---- MATERIAL PROVIDED
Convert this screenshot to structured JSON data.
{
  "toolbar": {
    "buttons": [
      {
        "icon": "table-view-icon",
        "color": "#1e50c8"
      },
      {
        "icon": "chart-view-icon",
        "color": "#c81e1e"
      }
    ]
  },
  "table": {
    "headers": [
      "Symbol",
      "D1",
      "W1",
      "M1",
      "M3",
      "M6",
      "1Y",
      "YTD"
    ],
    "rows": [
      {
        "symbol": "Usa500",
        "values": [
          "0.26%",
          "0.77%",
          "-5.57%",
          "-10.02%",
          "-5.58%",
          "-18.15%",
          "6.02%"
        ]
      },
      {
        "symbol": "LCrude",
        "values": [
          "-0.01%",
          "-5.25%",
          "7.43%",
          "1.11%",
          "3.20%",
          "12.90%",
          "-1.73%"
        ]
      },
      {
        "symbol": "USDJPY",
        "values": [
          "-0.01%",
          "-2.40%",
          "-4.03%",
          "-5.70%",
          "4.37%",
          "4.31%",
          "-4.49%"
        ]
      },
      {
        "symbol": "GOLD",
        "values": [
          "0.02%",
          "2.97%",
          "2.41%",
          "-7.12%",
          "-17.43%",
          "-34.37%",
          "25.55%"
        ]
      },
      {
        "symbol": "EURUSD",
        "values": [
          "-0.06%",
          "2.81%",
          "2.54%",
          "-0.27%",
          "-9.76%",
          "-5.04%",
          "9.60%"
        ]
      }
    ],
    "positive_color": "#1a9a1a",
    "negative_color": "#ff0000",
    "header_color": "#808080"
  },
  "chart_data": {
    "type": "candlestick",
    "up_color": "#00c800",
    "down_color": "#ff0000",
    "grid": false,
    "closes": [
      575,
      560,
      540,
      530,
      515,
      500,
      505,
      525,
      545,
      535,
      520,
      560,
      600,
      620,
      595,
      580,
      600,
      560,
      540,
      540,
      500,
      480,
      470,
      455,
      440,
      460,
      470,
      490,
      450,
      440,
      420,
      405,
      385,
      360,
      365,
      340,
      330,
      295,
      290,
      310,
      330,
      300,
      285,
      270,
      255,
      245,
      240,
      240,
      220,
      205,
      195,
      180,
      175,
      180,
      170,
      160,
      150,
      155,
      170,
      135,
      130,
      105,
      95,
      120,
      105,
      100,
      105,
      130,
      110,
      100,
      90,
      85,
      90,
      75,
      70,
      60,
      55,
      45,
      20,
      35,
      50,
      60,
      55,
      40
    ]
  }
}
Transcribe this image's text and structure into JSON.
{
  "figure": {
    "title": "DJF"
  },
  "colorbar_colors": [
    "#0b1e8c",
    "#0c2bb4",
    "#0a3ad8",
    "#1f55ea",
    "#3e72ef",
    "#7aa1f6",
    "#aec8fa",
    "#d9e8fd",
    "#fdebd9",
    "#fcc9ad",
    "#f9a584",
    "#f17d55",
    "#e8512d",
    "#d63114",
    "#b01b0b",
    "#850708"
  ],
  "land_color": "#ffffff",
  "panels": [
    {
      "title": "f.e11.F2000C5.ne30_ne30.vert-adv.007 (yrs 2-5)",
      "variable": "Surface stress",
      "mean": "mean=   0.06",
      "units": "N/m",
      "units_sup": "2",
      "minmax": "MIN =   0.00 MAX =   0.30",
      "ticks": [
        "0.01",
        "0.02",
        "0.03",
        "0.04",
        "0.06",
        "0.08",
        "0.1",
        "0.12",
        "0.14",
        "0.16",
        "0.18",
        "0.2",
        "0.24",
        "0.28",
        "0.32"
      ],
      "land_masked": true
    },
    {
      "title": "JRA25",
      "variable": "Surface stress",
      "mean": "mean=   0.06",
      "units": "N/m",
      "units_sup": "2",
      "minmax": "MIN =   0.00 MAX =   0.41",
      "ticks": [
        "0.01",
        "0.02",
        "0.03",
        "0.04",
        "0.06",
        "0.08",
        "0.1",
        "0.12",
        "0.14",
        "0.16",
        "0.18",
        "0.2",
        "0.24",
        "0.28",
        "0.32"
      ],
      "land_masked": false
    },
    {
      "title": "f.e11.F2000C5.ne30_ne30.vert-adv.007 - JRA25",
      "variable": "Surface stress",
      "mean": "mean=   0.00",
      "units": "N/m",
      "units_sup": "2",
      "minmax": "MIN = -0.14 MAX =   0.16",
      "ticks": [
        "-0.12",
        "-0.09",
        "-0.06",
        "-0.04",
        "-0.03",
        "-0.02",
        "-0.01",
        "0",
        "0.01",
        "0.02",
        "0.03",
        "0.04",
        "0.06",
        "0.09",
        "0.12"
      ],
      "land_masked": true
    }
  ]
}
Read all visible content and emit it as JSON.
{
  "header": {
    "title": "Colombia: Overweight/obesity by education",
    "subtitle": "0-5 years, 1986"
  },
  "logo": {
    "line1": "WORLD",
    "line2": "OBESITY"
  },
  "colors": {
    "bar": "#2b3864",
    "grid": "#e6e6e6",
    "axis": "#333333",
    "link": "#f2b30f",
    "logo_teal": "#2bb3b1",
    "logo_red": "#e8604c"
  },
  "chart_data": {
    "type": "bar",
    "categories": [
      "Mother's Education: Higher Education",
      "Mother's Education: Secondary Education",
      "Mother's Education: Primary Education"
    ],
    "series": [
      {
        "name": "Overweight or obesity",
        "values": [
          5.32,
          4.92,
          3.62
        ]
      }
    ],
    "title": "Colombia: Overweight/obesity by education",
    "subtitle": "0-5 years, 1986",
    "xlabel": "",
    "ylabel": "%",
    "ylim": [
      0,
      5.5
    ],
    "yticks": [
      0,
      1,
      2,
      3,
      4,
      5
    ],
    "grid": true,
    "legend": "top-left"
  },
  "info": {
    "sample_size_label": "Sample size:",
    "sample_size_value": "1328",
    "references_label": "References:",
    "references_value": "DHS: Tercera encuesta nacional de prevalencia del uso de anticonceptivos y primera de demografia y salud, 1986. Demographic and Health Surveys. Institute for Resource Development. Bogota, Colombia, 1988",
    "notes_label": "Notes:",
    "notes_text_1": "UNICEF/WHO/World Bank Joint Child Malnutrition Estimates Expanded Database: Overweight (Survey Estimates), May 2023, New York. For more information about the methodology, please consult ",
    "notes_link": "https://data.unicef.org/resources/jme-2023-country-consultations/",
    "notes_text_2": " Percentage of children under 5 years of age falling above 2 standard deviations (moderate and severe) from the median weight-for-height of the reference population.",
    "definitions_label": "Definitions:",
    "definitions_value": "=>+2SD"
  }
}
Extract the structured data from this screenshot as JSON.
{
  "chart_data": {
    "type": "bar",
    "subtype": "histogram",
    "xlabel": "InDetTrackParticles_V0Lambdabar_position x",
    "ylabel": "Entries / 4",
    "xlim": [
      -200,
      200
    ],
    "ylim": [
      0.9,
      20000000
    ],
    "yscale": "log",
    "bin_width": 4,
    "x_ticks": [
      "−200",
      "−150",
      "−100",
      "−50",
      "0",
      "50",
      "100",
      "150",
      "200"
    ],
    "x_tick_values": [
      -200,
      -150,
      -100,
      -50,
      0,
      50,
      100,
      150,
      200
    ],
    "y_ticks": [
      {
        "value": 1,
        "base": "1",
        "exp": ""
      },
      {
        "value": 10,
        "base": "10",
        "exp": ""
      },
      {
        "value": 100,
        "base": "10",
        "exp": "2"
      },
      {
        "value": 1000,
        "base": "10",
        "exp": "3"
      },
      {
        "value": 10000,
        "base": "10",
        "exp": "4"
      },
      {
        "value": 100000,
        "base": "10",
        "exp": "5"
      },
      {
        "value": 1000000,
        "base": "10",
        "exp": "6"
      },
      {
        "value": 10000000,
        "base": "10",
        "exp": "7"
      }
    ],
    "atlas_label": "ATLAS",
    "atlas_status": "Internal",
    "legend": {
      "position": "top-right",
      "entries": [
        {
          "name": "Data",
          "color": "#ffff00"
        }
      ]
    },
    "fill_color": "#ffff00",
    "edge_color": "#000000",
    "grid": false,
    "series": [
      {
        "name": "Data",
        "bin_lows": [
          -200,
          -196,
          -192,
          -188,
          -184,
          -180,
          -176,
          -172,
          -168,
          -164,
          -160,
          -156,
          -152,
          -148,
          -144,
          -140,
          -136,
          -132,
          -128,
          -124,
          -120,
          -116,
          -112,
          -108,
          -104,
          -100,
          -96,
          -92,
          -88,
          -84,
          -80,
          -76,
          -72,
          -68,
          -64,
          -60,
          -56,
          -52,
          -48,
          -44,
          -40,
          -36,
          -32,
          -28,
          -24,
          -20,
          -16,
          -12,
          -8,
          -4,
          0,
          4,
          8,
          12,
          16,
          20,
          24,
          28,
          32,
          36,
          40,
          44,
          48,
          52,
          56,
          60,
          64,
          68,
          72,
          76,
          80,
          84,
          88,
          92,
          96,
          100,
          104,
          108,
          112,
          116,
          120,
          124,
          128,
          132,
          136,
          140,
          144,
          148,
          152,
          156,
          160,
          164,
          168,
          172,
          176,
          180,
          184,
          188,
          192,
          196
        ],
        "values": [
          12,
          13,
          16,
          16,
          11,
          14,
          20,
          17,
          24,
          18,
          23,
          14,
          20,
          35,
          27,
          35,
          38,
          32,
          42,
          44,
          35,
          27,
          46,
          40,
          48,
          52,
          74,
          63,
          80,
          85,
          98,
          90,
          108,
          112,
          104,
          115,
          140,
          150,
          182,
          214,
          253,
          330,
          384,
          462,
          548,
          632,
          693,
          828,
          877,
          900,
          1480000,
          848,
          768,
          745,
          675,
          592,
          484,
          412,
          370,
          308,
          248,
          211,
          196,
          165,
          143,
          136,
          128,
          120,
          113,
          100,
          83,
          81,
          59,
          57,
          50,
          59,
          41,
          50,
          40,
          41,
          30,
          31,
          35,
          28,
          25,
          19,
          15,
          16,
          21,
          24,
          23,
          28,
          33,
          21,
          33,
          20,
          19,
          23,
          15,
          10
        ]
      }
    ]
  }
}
--------
▶ _DIRECTION_
Find each line that has the word "this", then copy it out.

▶ _RESPONSE BELOW_
Convert this screenshot to structured JSON data.
Transcribe this image's text and structure into JSON.
Extract the structured data from this screenshot as JSON.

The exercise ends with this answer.